+++ Source records +++

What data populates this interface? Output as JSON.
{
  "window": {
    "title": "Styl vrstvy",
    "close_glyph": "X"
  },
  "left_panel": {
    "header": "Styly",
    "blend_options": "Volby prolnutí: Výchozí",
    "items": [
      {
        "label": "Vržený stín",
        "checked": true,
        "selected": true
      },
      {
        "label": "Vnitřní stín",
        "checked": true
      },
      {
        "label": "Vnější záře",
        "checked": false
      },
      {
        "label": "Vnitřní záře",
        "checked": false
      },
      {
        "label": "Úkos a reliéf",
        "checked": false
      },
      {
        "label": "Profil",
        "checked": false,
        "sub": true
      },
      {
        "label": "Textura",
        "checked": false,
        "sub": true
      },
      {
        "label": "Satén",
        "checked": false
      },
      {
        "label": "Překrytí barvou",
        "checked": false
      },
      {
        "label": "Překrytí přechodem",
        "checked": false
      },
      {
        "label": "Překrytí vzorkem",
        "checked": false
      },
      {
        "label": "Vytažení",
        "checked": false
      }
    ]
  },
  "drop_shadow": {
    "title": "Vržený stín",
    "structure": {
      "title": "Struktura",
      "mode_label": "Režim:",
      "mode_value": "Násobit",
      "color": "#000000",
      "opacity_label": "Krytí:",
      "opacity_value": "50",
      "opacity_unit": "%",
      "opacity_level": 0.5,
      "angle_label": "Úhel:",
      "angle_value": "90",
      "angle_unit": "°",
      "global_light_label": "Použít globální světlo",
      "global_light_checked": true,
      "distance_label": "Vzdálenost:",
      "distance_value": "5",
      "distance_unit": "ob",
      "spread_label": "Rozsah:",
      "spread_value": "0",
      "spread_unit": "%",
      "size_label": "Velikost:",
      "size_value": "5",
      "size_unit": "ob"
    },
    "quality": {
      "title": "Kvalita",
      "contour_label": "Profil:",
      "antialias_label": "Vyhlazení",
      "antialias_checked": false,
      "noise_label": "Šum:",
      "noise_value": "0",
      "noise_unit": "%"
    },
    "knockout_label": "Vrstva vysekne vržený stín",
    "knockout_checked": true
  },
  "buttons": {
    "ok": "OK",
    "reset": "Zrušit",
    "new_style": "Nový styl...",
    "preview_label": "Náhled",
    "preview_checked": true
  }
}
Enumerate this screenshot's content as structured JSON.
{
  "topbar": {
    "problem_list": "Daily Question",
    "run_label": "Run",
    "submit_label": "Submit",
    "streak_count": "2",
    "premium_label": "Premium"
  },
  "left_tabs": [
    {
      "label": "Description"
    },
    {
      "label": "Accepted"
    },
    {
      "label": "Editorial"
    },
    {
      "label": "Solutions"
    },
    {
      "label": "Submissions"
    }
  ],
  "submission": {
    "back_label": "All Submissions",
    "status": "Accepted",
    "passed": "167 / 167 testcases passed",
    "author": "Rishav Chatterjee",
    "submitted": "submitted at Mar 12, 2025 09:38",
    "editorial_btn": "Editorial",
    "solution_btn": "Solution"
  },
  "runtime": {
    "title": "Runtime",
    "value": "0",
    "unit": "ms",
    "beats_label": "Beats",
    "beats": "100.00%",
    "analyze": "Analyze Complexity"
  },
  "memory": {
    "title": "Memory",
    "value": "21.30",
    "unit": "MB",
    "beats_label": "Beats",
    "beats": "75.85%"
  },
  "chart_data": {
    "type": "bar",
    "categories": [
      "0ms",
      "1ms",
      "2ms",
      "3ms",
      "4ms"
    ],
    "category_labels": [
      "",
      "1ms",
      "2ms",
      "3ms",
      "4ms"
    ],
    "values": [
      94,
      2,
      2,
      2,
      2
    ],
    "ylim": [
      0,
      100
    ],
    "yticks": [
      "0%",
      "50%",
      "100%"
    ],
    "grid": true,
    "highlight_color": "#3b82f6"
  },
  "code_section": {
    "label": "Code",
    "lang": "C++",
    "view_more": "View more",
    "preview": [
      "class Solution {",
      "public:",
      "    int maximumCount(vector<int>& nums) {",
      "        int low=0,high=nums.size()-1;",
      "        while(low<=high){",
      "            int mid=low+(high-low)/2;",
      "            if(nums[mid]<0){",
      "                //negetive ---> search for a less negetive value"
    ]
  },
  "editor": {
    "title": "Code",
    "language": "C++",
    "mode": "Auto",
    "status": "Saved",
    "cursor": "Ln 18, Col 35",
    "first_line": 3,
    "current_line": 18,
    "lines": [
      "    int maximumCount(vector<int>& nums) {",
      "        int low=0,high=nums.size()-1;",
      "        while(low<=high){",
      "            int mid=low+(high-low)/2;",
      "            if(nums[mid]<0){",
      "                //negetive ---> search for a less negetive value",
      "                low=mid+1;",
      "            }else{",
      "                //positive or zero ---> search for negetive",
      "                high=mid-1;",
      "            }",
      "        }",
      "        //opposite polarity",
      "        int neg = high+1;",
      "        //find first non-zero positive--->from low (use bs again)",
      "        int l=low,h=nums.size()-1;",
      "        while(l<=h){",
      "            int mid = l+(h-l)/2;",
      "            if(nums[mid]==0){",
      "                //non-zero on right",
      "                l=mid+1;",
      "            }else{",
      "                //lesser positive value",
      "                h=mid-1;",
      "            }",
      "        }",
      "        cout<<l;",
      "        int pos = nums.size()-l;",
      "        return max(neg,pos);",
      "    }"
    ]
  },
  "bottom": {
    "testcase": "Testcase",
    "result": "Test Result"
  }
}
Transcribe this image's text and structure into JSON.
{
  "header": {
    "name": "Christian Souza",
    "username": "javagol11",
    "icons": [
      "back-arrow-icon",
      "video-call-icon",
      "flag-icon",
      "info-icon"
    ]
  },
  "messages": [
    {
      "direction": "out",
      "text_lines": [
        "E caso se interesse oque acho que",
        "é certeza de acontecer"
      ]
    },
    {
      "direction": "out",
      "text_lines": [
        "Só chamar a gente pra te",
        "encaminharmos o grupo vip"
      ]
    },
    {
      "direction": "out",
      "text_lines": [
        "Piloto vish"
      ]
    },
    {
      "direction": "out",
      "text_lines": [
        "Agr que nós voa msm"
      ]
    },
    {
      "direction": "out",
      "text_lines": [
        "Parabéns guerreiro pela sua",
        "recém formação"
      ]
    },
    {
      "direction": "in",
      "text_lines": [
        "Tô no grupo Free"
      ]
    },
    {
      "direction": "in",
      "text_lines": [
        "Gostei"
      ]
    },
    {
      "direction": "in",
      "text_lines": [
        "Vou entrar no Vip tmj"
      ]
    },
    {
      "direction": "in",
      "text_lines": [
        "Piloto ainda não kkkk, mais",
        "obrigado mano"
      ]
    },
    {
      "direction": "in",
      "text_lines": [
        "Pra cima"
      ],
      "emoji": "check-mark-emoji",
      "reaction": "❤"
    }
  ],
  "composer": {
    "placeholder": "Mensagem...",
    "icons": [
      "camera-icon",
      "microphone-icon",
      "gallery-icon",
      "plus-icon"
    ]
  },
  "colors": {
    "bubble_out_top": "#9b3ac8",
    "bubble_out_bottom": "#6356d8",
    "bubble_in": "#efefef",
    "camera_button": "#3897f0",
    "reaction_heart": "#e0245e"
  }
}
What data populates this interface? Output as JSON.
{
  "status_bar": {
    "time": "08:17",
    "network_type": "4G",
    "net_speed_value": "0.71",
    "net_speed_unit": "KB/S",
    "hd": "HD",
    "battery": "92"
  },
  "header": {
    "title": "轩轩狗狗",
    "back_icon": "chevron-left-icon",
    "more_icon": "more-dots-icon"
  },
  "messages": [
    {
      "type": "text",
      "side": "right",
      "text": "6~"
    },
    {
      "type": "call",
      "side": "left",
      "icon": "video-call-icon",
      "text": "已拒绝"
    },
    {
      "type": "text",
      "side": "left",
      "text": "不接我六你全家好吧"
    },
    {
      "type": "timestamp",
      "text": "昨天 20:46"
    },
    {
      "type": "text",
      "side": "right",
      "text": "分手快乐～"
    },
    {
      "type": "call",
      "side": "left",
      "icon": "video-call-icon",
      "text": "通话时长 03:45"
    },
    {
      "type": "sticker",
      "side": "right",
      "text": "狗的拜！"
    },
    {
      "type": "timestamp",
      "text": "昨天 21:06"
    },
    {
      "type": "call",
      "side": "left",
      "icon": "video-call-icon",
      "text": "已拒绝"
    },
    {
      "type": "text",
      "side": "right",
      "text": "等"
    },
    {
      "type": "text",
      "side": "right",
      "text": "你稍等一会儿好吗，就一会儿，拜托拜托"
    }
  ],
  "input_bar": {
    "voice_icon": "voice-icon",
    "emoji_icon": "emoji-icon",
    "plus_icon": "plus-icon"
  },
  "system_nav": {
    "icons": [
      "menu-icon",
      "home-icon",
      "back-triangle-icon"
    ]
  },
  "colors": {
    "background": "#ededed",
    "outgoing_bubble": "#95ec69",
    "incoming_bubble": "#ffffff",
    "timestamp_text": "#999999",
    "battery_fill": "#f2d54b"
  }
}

+++

(Requirement) Copy out each line in the preceding records that contains "Piloto".

(Complete response)
        "Piloto vish"
        "Piloto ainda não kkkk, mais",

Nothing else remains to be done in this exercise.